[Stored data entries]
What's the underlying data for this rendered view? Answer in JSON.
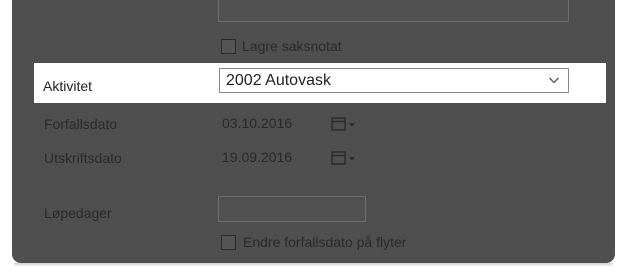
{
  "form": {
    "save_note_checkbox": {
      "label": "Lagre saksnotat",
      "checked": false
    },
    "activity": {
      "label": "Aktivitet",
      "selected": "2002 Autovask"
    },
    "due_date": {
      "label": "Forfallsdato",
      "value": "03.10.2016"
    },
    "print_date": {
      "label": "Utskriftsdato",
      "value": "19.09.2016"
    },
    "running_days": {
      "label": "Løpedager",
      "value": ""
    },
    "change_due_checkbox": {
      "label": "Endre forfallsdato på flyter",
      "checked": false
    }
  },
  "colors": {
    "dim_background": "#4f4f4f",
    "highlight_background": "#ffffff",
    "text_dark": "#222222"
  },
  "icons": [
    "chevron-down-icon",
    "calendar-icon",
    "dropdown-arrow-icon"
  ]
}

Goal => Repeat the listing above exactly, with no pictures.

Task response =>
What's the underlying data for this rendered view? Answer in JSON.
{
  "form": {
    "save_note_checkbox": {
      "label": "Lagre saksnotat",
      "checked": false
    },
    "activity": {
      "label": "Aktivitet",
      "selected": "2002 Autovask"
    },
    "due_date": {
      "label": "Forfallsdato",
      "value": "03.10.2016"
    },
    "print_date": {
      "label": "Utskriftsdato",
      "value": "19.09.2016"
    },
    "running_days": {
      "label": "Løpedager",
      "value": ""
    },
    "change_due_checkbox": {
      "label": "Endre forfallsdato på flyter",
      "checked": false
    }
  },
  "colors": {
    "dim_background": "#4f4f4f",
    "highlight_background": "#ffffff",
    "text_dark": "#222222"
  },
  "icons": [
    "chevron-down-icon",
    "calendar-icon",
    "dropdown-arrow-icon"
  ]
}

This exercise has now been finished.